● **DATA SUPPLIED**
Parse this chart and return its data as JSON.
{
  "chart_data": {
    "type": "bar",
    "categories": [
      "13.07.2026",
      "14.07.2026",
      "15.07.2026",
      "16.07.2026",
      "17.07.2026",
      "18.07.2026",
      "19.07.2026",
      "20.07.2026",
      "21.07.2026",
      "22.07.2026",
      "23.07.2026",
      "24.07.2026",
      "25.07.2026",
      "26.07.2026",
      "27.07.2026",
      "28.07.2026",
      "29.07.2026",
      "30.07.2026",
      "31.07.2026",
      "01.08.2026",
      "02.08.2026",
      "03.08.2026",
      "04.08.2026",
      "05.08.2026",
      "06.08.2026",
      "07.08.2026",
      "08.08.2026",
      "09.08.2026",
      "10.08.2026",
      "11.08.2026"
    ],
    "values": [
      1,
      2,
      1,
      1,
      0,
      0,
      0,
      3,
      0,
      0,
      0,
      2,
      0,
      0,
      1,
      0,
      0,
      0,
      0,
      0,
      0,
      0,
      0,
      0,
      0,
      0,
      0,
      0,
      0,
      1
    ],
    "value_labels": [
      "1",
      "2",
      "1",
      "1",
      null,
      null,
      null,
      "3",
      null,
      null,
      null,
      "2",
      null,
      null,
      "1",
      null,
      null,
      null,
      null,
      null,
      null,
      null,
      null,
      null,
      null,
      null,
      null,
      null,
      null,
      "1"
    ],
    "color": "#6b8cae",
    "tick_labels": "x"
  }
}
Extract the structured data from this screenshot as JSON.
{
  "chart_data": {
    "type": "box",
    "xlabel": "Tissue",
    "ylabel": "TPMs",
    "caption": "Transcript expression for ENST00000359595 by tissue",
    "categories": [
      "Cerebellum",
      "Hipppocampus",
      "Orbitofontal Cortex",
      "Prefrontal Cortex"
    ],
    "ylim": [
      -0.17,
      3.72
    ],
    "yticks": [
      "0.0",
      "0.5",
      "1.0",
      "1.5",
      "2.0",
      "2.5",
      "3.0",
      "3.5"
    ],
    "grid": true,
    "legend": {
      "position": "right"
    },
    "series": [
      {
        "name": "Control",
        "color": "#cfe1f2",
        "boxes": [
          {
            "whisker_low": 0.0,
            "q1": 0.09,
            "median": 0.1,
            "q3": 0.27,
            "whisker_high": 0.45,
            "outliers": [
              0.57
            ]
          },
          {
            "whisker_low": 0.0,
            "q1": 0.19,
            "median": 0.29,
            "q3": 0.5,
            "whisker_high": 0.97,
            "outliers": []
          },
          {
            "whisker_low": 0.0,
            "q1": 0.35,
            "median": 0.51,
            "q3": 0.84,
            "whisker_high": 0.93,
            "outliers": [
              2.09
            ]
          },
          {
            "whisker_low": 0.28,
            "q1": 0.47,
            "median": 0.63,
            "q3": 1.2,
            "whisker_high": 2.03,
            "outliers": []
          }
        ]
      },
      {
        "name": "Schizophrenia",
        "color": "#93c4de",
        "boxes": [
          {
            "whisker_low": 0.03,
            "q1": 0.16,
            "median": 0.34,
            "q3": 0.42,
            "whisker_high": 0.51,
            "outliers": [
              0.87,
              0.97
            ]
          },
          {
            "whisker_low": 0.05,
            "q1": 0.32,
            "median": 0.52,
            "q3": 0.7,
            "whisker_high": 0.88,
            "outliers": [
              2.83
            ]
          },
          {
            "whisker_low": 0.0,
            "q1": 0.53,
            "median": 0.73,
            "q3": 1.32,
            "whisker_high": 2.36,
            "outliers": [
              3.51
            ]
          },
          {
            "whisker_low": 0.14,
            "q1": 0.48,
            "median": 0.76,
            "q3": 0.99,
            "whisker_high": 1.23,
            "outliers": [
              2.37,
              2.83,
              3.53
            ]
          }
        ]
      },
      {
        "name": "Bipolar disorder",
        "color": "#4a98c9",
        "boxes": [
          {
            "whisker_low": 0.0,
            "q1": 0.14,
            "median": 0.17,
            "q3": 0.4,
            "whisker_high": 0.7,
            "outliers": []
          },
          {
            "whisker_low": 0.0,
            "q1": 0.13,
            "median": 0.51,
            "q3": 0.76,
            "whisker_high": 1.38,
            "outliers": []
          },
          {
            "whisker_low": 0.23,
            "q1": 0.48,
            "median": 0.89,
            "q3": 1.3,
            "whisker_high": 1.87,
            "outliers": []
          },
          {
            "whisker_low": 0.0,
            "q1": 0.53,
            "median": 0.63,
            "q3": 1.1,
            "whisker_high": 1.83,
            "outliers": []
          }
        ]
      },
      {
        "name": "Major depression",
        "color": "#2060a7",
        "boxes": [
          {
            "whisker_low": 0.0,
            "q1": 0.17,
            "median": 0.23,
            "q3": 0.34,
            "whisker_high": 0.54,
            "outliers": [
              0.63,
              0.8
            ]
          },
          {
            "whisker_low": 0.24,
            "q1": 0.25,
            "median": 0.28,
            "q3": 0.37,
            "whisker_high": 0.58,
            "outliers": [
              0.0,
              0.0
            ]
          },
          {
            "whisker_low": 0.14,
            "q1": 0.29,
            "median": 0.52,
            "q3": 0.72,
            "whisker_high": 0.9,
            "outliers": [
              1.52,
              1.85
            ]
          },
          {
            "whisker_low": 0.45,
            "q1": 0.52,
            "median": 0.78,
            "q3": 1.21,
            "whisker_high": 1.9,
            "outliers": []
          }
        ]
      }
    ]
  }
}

● **PROBLEM DETAILS**
From the records, copy every line that has the string "Cortex" in it.

● **SOLUTION**
      "Orbitofontal Cortex",
      "Prefrontal Cortex"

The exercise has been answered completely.